### DIRECTIONS:
From the listing that follows, extract every line and set it down unaltered.

### DATA LISTING:

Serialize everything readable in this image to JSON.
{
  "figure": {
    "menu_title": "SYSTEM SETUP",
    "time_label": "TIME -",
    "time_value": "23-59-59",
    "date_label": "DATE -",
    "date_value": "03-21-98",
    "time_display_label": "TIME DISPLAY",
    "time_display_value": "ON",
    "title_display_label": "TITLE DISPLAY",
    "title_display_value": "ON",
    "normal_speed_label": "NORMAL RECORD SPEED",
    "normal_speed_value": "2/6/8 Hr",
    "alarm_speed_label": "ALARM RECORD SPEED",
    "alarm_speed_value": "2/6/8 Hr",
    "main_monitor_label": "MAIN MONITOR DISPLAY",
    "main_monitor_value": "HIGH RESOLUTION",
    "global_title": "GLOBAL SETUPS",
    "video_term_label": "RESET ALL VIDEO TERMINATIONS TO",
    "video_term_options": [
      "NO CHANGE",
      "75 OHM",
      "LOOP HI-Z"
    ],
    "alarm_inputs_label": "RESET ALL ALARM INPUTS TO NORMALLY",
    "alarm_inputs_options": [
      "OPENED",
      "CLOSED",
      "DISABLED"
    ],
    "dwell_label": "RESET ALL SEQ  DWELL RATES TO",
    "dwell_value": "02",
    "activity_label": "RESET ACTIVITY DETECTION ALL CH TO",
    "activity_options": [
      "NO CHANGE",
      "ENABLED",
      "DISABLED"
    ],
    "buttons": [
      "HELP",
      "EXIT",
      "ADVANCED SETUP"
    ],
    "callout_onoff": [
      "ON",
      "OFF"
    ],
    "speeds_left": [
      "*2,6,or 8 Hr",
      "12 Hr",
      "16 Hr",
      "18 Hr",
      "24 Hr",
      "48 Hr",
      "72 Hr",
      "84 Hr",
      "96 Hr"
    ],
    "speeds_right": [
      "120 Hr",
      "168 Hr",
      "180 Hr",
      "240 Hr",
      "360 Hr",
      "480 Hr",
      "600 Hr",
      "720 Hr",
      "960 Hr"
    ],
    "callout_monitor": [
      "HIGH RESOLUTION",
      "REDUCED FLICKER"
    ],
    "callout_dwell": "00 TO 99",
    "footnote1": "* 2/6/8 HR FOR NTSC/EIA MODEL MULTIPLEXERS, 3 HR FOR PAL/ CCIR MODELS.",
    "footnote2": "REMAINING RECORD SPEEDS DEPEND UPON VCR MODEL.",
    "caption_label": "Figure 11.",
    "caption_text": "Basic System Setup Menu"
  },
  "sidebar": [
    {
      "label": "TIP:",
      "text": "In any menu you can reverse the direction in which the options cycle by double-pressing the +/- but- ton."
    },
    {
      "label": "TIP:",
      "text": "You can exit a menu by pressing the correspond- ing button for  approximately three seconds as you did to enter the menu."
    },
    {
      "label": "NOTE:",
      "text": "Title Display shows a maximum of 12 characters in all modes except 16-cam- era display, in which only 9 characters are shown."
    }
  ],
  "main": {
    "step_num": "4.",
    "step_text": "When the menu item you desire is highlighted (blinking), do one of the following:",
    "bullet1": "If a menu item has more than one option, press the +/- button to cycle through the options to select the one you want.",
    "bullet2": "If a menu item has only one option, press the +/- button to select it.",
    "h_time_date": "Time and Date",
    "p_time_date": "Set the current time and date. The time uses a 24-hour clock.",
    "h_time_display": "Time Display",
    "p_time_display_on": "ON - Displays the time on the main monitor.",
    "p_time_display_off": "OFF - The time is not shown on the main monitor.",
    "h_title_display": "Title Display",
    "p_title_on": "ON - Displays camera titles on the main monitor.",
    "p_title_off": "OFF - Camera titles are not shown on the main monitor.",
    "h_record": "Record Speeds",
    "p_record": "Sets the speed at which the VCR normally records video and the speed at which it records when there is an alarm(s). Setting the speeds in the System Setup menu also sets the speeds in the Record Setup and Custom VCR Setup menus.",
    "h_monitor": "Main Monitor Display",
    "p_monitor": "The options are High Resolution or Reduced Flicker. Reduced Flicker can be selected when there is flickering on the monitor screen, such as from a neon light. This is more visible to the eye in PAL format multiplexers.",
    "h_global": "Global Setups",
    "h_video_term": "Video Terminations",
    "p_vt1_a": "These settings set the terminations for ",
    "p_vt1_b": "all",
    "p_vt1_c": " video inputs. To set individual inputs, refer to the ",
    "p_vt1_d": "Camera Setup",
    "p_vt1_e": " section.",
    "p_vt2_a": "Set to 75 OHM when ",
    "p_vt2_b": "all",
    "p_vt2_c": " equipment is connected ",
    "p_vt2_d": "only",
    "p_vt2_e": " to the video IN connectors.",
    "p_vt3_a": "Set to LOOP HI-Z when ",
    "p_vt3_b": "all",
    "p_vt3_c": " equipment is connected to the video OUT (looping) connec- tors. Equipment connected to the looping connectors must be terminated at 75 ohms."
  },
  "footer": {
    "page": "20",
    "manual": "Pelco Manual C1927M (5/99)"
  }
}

### ANSWER TO THIS EXERCISE:
Serialize everything readable in this image to JSON.
{
  "figure": {
    "menu_title": "SYSTEM SETUP",
    "time_label": "TIME -",
    "time_value": "23-59-59",
    "date_label": "DATE -",
    "date_value": "03-21-98",
    "time_display_label": "TIME DISPLAY",
    "time_display_value": "ON",
    "title_display_label": "TITLE DISPLAY",
    "title_display_value": "ON",
    "normal_speed_label": "NORMAL RECORD SPEED",
    "normal_speed_value": "2/6/8 Hr",
    "alarm_speed_label": "ALARM RECORD SPEED",
    "alarm_speed_value": "2/6/8 Hr",
    "main_monitor_label": "MAIN MONITOR DISPLAY",
    "main_monitor_value": "HIGH RESOLUTION",
    "global_title": "GLOBAL SETUPS",
    "video_term_label": "RESET ALL VIDEO TERMINATIONS TO",
    "video_term_options": [
      "NO CHANGE",
      "75 OHM",
      "LOOP HI-Z"
    ],
    "alarm_inputs_label": "RESET ALL ALARM INPUTS TO NORMALLY",
    "alarm_inputs_options": [
      "OPENED",
      "CLOSED",
      "DISABLED"
    ],
    "dwell_label": "RESET ALL SEQ  DWELL RATES TO",
    "dwell_value": "02",
    "activity_label": "RESET ACTIVITY DETECTION ALL CH TO",
    "activity_options": [
      "NO CHANGE",
      "ENABLED",
      "DISABLED"
    ],
    "buttons": [
      "HELP",
      "EXIT",
      "ADVANCED SETUP"
    ],
    "callout_onoff": [
      "ON",
      "OFF"
    ],
    "speeds_left": [
      "*2,6,or 8 Hr",
      "12 Hr",
      "16 Hr",
      "18 Hr",
      "24 Hr",
      "48 Hr",
      "72 Hr",
      "84 Hr",
      "96 Hr"
    ],
    "speeds_right": [
      "120 Hr",
      "168 Hr",
      "180 Hr",
      "240 Hr",
      "360 Hr",
      "480 Hr",
      "600 Hr",
      "720 Hr",
      "960 Hr"
    ],
    "callout_monitor": [
      "HIGH RESOLUTION",
      "REDUCED FLICKER"
    ],
    "callout_dwell": "00 TO 99",
    "footnote1": "* 2/6/8 HR FOR NTSC/EIA MODEL MULTIPLEXERS, 3 HR FOR PAL/ CCIR MODELS.",
    "footnote2": "REMAINING RECORD SPEEDS DEPEND UPON VCR MODEL.",
    "caption_label": "Figure 11.",
    "caption_text": "Basic System Setup Menu"
  },
  "sidebar": [
    {
      "label": "TIP:",
      "text": "In any menu you can reverse the direction in which the options cycle by double-pressing the +/- but- ton."
    },
    {
      "label": "TIP:",
      "text": "You can exit a menu by pressing the correspond- ing button for  approximately three seconds as you did to enter the menu."
    },
    {
      "label": "NOTE:",
      "text": "Title Display shows a maximum of 12 characters in all modes except 16-cam- era display, in which only 9 characters are shown."
    }
  ],
  "main": {
    "step_num": "4.",
    "step_text": "When the menu item you desire is highlighted (blinking), do one of the following:",
    "bullet1": "If a menu item has more than one option, press the +/- button to cycle through the options to select the one you want.",
    "bullet2": "If a menu item has only one option, press the +/- button to select it.",
    "h_time_date": "Time and Date",
    "p_time_date": "Set the current time and date. The time uses a 24-hour clock.",
    "h_time_display": "Time Display",
    "p_time_display_on": "ON - Displays the time on the main monitor.",
    "p_time_display_off": "OFF - The time is not shown on the main monitor.",
    "h_title_display": "Title Display",
    "p_title_on": "ON - Displays camera titles on the main monitor.",
    "p_title_off": "OFF - Camera titles are not shown on the main monitor.",
    "h_record": "Record Speeds",
    "p_record": "Sets the speed at which the VCR normally records video and the speed at which it records when there is an alarm(s). Setting the speeds in the System Setup menu also sets the speeds in the Record Setup and Custom VCR Setup menus.",
    "h_monitor": "Main Monitor Display",
    "p_monitor": "The options are High Resolution or Reduced Flicker. Reduced Flicker can be selected when there is flickering on the monitor screen, such as from a neon light. This is more visible to the eye in PAL format multiplexers.",
    "h_global": "Global Setups",
    "h_video_term": "Video Terminations",
    "p_vt1_a": "These settings set the terminations for ",
    "p_vt1_b": "all",
    "p_vt1_c": " video inputs. To set individual inputs, refer to the ",
    "p_vt1_d": "Camera Setup",
    "p_vt1_e": " section.",
    "p_vt2_a": "Set to 75 OHM when ",
    "p_vt2_b": "all",
    "p_vt2_c": " equipment is connected ",
    "p_vt2_d": "only",
    "p_vt2_e": " to the video IN connectors.",
    "p_vt3_a": "Set to LOOP HI-Z when ",
    "p_vt3_b": "all",
    "p_vt3_c": " equipment is connected to the video OUT (looping) connec- tors. Equipment connected to the looping connectors must be terminated at 75 ohms."
  },
  "footer": {
    "page": "20",
    "manual": "Pelco Manual C1927M (5/99)"
  }
}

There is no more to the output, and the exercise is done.